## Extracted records
┌──

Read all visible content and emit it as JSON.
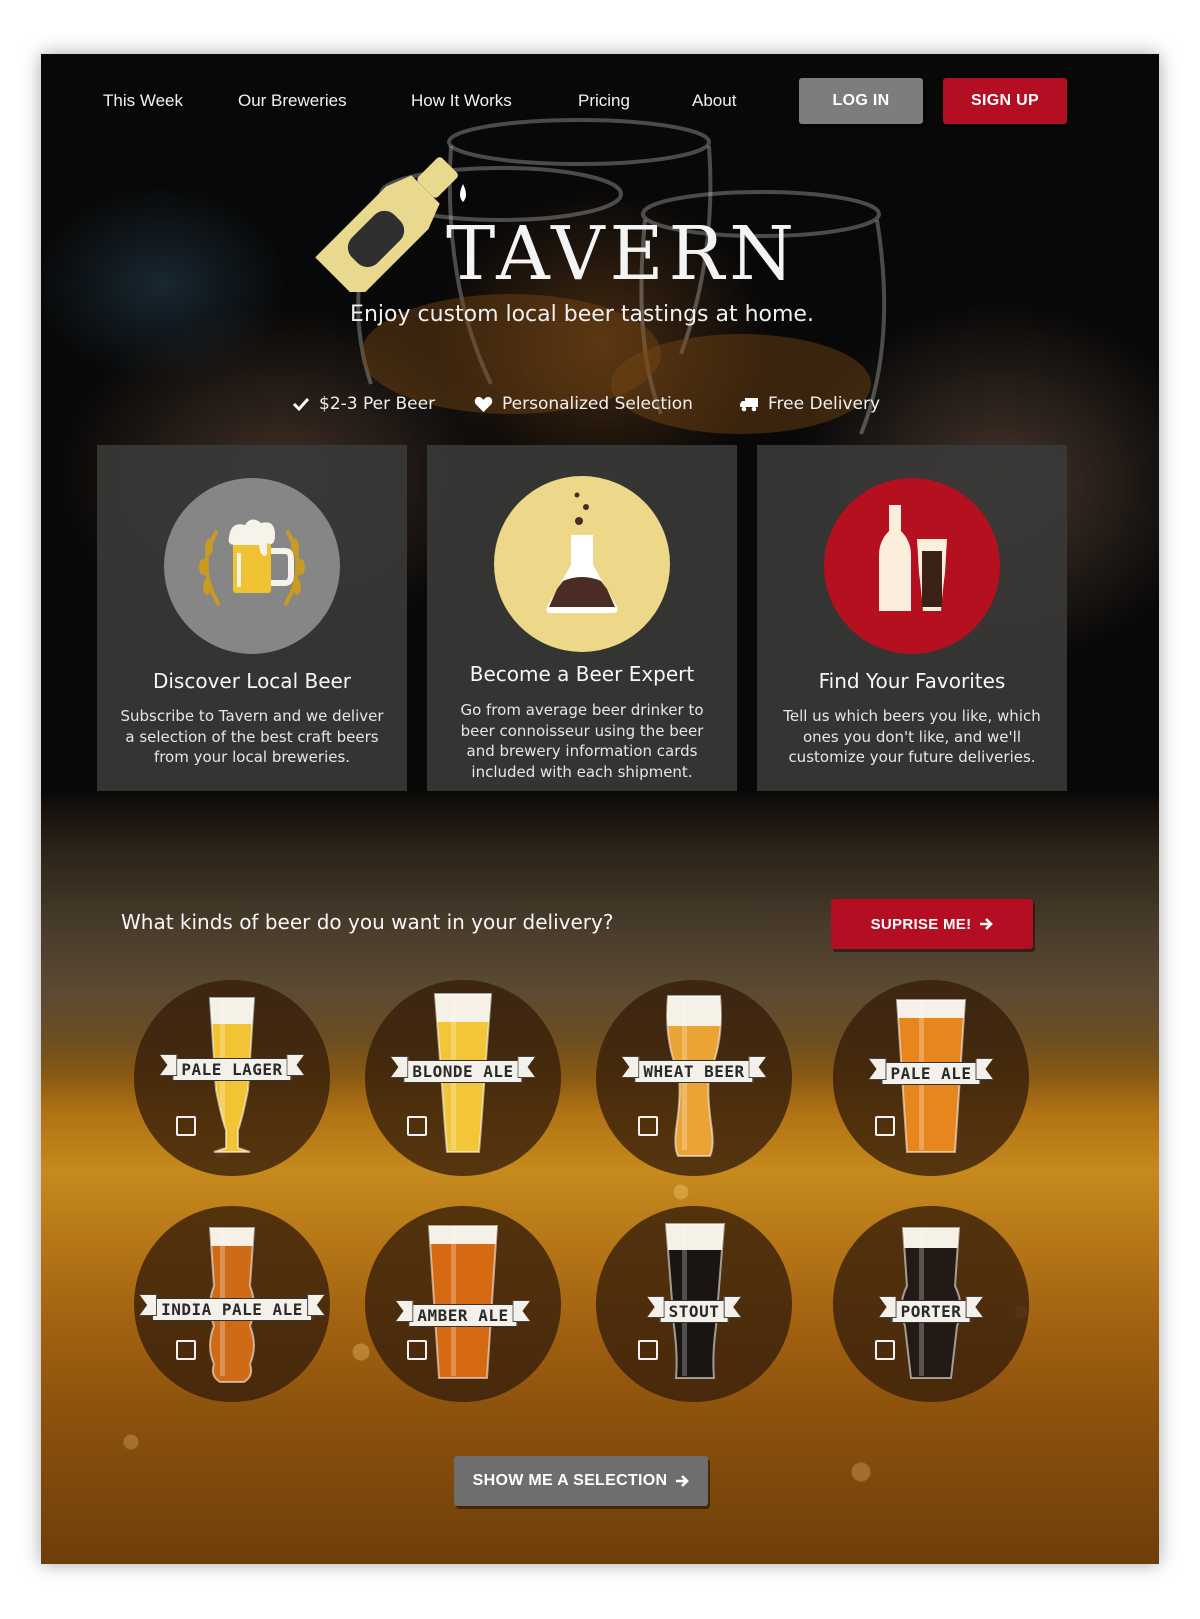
{
  "nav": {
    "links": [
      "This Week",
      "Our Breweries",
      "How It Works",
      "Pricing",
      "About"
    ],
    "login_label": "LOG IN",
    "signup_label": "SIGN UP"
  },
  "hero": {
    "brand": "TAVERN",
    "tagline": "Enjoy custom local beer tastings at home.",
    "features": [
      {
        "icon": "check-icon",
        "label": "$2-3 Per Beer"
      },
      {
        "icon": "heart-icon",
        "label": "Personalized Selection"
      },
      {
        "icon": "truck-icon",
        "label": "Free Delivery"
      }
    ]
  },
  "cards": [
    {
      "icon": "beer-mug-laurel-icon",
      "title": "Discover Local Beer",
      "text": "Subscribe to Tavern and we deliver a selection of the best craft beers from your local breweries."
    },
    {
      "icon": "flask-icon",
      "title": "Become a Beer Expert",
      "text": "Go from average beer drinker to beer connoisseur using the beer and brewery information cards included with each shipment."
    },
    {
      "icon": "bottle-and-glass-icon",
      "title": "Find Your Favorites",
      "text": "Tell us which beers you like, which ones you don't like, and we'll customize your future deliveries."
    }
  ],
  "selection": {
    "question": "What kinds of beer do you want in your delivery?",
    "surprise_label": "SUPRISE ME!",
    "beers": [
      {
        "label": "PALE LAGER",
        "color": "#f2c334",
        "checked": false
      },
      {
        "label": "BLONDE ALE",
        "color": "#f3c63a",
        "checked": false
      },
      {
        "label": "WHEAT BEER",
        "color": "#eaa335",
        "checked": false
      },
      {
        "label": "PALE ALE",
        "color": "#e8861e",
        "checked": false
      },
      {
        "label": "INDIA PALE ALE",
        "color": "#cf6a16",
        "checked": false
      },
      {
        "label": "AMBER ALE",
        "color": "#d66a12",
        "checked": false
      },
      {
        "label": "STOUT",
        "color": "#1a1412",
        "checked": false
      },
      {
        "label": "PORTER",
        "color": "#241a15",
        "checked": false
      }
    ],
    "show_label": "SHOW ME A SELECTION"
  },
  "colors": {
    "accent_red": "#b30e21",
    "button_gray": "#7d7d7d",
    "icon_gray": "#868686",
    "icon_yellow": "#ecd888",
    "icon_red": "#b4101f"
  }
}
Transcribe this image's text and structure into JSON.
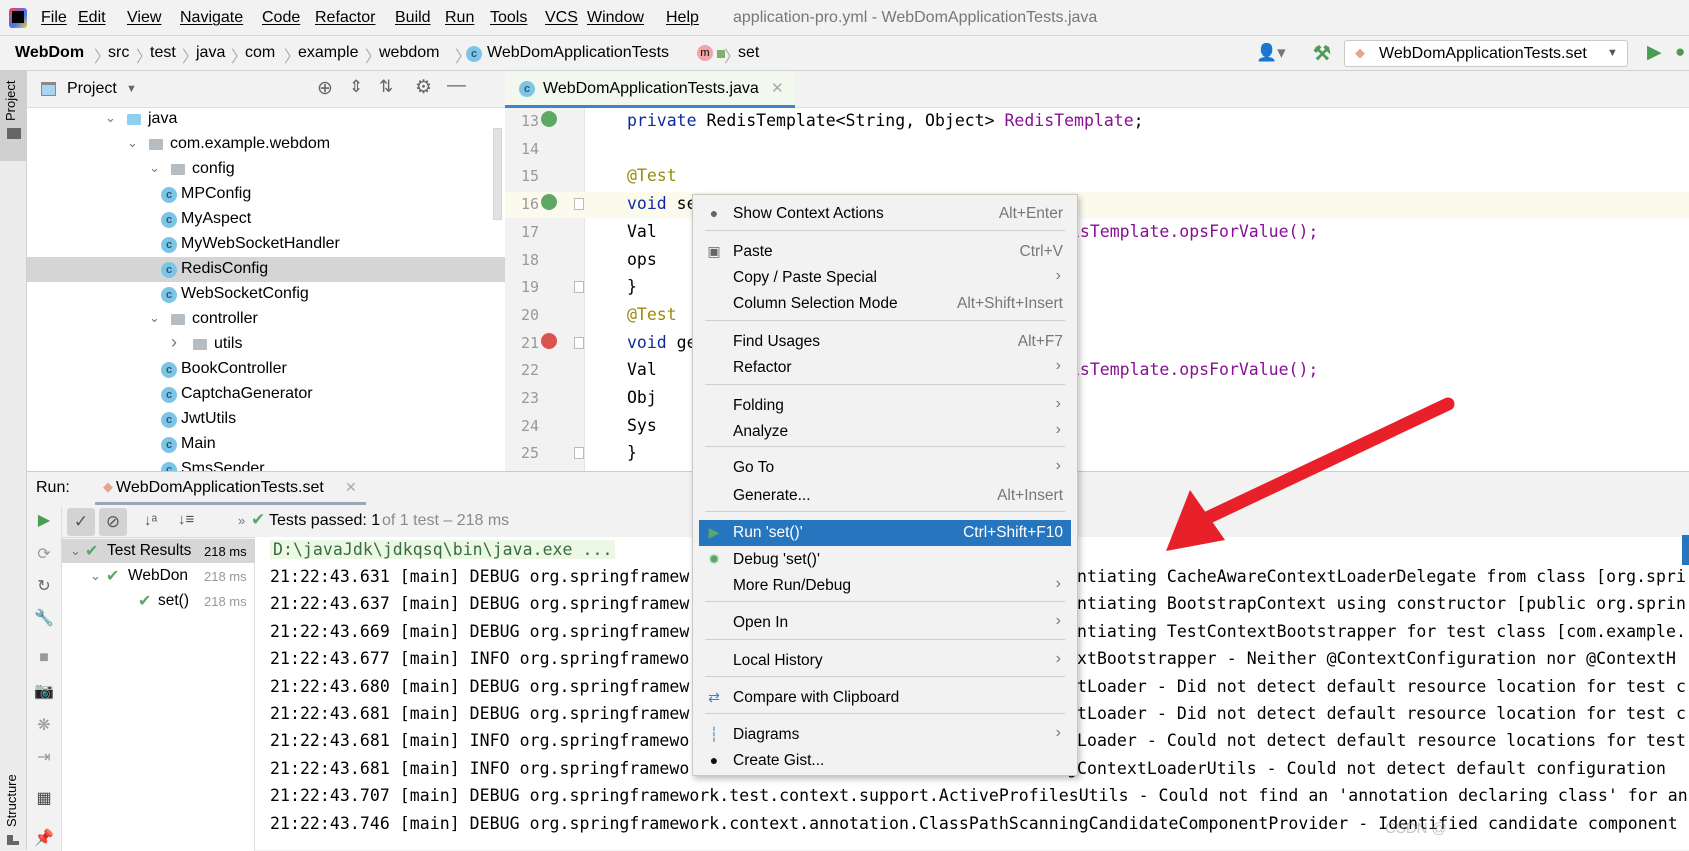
{
  "menubar": {
    "items": [
      "File",
      "Edit",
      "View",
      "Navigate",
      "Code",
      "Refactor",
      "Build",
      "Run",
      "Tools",
      "VCS",
      "Window",
      "Help"
    ],
    "title": "application-pro.yml - WebDomApplicationTests.java"
  },
  "breadcrumb": [
    "WebDom",
    "src",
    "test",
    "java",
    "com",
    "example",
    "webdom",
    "WebDomApplicationTests",
    "set"
  ],
  "toolbar": {
    "run_config": "WebDomApplicationTests.set"
  },
  "project": {
    "title": "Project",
    "strip_label": "Project",
    "structure_label": "Structure",
    "tree": [
      {
        "label": "java",
        "type": "folder-blue",
        "expanded": true
      },
      {
        "label": "com.example.webdom",
        "type": "package",
        "expanded": true
      },
      {
        "label": "config",
        "type": "package",
        "expanded": true
      },
      {
        "label": "MPConfig",
        "type": "class"
      },
      {
        "label": "MyAspect",
        "type": "class"
      },
      {
        "label": "MyWebSocketHandler",
        "type": "class"
      },
      {
        "label": "RedisConfig",
        "type": "class",
        "selected": true
      },
      {
        "label": "WebSocketConfig",
        "type": "class"
      },
      {
        "label": "controller",
        "type": "package",
        "expanded": true
      },
      {
        "label": "utils",
        "type": "package",
        "expanded": false
      },
      {
        "label": "BookController",
        "type": "class"
      },
      {
        "label": "CaptchaGenerator",
        "type": "class"
      },
      {
        "label": "JwtUtils",
        "type": "class"
      },
      {
        "label": "Main",
        "type": "class-main"
      },
      {
        "label": "SmsSender",
        "type": "class"
      }
    ]
  },
  "editor": {
    "tab": "WebDomApplicationTests.java",
    "lines": [
      {
        "n": "13",
        "parts": [
          [
            "kw",
            "private "
          ],
          [
            "",
            "RedisTemplate<String, Object> "
          ],
          [
            "fld",
            "RedisTemplate"
          ],
          [
            "",
            ";"
          ]
        ]
      },
      {
        "n": "14",
        "parts": []
      },
      {
        "n": "15",
        "parts": [
          [
            "ann",
            "@Test"
          ]
        ]
      },
      {
        "n": "16",
        "parts": [
          [
            "kw",
            "void "
          ],
          [
            "",
            "se"
          ]
        ]
      },
      {
        "n": "17",
        "parts": [
          [
            "",
            "    Val"
          ]
        ],
        "right": "isTemplate.opsForValue();"
      },
      {
        "n": "18",
        "parts": [
          [
            "",
            "    ops"
          ]
        ]
      },
      {
        "n": "19",
        "parts": [
          [
            "",
            "}"
          ]
        ]
      },
      {
        "n": "20",
        "parts": [
          [
            "ann",
            "@Test"
          ]
        ]
      },
      {
        "n": "21",
        "parts": [
          [
            "kw",
            "void "
          ],
          [
            "",
            "ge"
          ]
        ]
      },
      {
        "n": "22",
        "parts": [
          [
            "",
            "    Val"
          ]
        ],
        "right": "isTemplate.opsForValue();"
      },
      {
        "n": "23",
        "parts": [
          [
            "",
            "    Obj"
          ]
        ]
      },
      {
        "n": "24",
        "parts": [
          [
            "",
            "    Sys"
          ]
        ]
      },
      {
        "n": "25",
        "parts": [
          [
            "",
            "}"
          ]
        ]
      }
    ]
  },
  "context_menu": {
    "groups": [
      [
        {
          "label": "Show Context Actions",
          "shortcut": "Alt+Enter",
          "icon": "lightbulb-icon"
        }
      ],
      [
        {
          "label": "Paste",
          "shortcut": "Ctrl+V",
          "icon": "clipboard-icon"
        },
        {
          "label": "Copy / Paste Special",
          "submenu": true
        },
        {
          "label": "Column Selection Mode",
          "shortcut": "Alt+Shift+Insert"
        }
      ],
      [
        {
          "label": "Find Usages",
          "shortcut": "Alt+F7"
        },
        {
          "label": "Refactor",
          "submenu": true
        }
      ],
      [
        {
          "label": "Folding",
          "submenu": true
        },
        {
          "label": "Analyze",
          "submenu": true
        }
      ],
      [
        {
          "label": "Go To",
          "submenu": true
        },
        {
          "label": "Generate...",
          "shortcut": "Alt+Insert"
        }
      ],
      [
        {
          "label": "Run 'set()'",
          "shortcut": "Ctrl+Shift+F10",
          "icon": "run-icon",
          "selected": true
        },
        {
          "label": "Debug 'set()'",
          "icon": "bug-icon"
        },
        {
          "label": "More Run/Debug",
          "submenu": true
        }
      ],
      [
        {
          "label": "Open In",
          "submenu": true
        }
      ],
      [
        {
          "label": "Local History",
          "submenu": true
        }
      ],
      [
        {
          "label": "Compare with Clipboard",
          "icon": "compare-icon"
        }
      ],
      [
        {
          "label": "Diagrams",
          "submenu": true,
          "icon": "diagram-icon"
        },
        {
          "label": "Create Gist...",
          "icon": "github-icon"
        }
      ]
    ]
  },
  "run": {
    "label": "Run:",
    "tab": "WebDomApplicationTests.set",
    "status_bold": "Tests passed: 1",
    "status_rest": " of 1 test – 218 ms",
    "tests": [
      {
        "label": "Test Results",
        "time": "218 ms"
      },
      {
        "label": "WebDon",
        "time": "218 ms"
      },
      {
        "label": "set()",
        "time": "218 ms"
      }
    ],
    "console_cmd": "D:\\javaJdk\\jdkqsq\\bin\\java.exe ...",
    "log": [
      {
        "left": "21:22:43.631 [main] DEBUG org.springframew",
        "right": "antiating CacheAwareContextLoaderDelegate from class [org.spri"
      },
      {
        "left": "21:22:43.637 [main] DEBUG org.springframew",
        "right": "antiating BootstrapContext using constructor [public org.sprin"
      },
      {
        "left": "21:22:43.669 [main] DEBUG org.springframew",
        "right": "antiating TestContextBootstrapper for test class [com.example."
      },
      {
        "left": "21:22:43.677 [main] INFO org.springframewo",
        "right": "extBootstrapper - Neither @ContextConfiguration nor @ContextH"
      },
      {
        "left": "21:22:43.680 [main] DEBUG org.springframew",
        "right": "xtLoader - Did not detect default resource location for test c"
      },
      {
        "left": "21:22:43.681 [main] DEBUG org.springframew",
        "right": "xtLoader - Did not detect default resource location for test c"
      },
      {
        "left": "21:22:43.681 [main] INFO org.springframewo",
        "right": "tLoader - Could not detect default resource locations for test"
      },
      {
        "left": "21:22:43.681 [main] INFO org.springframewo",
        "right": "gContextLoaderUtils - Could not detect default configuration"
      },
      {
        "left": "21:22:43.707 [main] DEBUG org.springframework.test.context.support.ActiveProfilesUtils - Could not find an 'annotation declaring class' for an",
        "right": ""
      },
      {
        "left": "21:22:43.746 [main] DEBUG org.springframework.context.annotation.ClassPathScanningCandidateComponentProvider - Identified candidate component",
        "right": ""
      }
    ]
  },
  "watermark": "CSDN @",
  "colors": {
    "accent": "#2675bf",
    "arrow": "#e8202a",
    "pass": "#59a869"
  }
}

└──

## WHAT TO PRODUCE
Search the entries for the word "from", then gather every line that has it.

## TASK RESULT
      "text": "Subscribe to Tavern and we deliver a selection of the best craft beers from your local breweries."
      "text": "Go from average beer drinker to beer connoisseur using the beer and brewery information cards included with each shipment."
        "right": "antiating CacheAwareContextLoaderDelegate from class [org.spri"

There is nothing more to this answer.